TASK INPUTS →
::::::::::

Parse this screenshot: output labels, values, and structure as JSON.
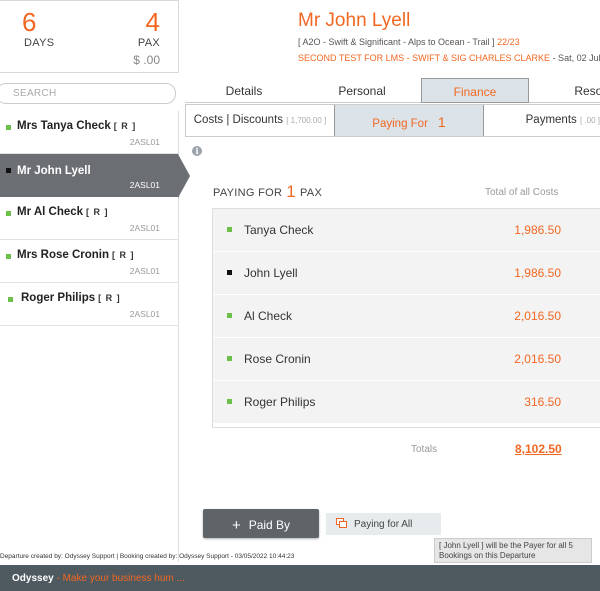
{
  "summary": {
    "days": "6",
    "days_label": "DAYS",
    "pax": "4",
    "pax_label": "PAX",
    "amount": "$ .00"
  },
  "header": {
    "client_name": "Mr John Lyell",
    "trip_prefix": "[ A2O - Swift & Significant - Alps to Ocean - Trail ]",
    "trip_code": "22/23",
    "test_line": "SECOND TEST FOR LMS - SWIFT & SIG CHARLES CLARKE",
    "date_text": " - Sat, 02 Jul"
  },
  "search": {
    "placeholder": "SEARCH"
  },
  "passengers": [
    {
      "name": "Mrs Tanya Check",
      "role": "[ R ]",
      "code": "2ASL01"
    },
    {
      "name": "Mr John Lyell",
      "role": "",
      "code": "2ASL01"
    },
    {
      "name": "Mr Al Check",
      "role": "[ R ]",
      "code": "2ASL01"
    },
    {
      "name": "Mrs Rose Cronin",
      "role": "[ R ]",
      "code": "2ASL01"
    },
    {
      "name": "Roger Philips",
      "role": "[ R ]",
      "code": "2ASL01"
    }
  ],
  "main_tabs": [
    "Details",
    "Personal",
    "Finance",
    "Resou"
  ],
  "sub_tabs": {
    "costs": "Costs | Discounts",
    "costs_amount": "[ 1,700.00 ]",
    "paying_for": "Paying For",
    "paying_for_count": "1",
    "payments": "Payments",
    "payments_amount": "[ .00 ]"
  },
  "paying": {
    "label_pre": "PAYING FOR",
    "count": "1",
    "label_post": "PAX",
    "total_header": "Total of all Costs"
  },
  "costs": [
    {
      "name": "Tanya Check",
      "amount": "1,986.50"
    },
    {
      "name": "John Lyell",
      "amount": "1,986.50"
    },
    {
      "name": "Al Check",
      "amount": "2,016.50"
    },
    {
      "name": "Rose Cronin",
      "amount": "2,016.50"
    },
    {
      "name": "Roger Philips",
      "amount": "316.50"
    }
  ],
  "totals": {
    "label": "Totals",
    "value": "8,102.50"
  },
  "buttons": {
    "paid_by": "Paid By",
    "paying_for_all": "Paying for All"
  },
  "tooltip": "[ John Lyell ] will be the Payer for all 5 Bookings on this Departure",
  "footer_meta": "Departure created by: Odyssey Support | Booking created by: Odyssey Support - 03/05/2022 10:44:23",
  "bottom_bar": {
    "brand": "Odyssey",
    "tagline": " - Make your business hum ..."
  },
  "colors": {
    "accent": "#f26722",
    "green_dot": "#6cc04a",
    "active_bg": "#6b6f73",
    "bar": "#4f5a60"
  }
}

::::::::::

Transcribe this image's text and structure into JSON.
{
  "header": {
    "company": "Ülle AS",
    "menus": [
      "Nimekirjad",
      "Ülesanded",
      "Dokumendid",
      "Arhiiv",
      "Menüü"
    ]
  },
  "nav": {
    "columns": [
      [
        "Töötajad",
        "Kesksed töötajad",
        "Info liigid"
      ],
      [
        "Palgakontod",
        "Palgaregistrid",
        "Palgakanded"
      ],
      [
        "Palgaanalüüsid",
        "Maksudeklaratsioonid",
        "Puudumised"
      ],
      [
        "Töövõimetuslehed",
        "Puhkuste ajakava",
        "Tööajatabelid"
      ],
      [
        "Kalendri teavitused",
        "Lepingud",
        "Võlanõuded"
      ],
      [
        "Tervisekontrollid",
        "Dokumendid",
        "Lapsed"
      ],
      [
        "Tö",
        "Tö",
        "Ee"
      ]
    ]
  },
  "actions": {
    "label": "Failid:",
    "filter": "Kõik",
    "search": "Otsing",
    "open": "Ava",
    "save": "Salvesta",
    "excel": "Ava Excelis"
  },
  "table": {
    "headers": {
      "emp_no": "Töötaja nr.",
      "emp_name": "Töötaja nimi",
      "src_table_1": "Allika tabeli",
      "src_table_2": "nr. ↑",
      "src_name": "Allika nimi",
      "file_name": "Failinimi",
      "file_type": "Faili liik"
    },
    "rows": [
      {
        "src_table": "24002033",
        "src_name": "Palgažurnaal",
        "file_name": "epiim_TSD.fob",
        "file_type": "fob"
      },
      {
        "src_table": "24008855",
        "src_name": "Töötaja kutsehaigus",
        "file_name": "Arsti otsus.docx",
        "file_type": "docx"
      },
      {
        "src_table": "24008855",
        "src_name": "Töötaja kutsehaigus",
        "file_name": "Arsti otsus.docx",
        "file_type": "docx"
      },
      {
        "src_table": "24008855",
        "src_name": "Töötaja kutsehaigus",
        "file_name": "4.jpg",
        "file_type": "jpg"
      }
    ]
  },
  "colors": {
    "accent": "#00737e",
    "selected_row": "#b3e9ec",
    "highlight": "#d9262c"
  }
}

::::::::::

TO BE DONE → Of the lines in this data, how many contain "Odyssey"? Reply with only the number.

ANSWER TO THIS EXERCISE → 2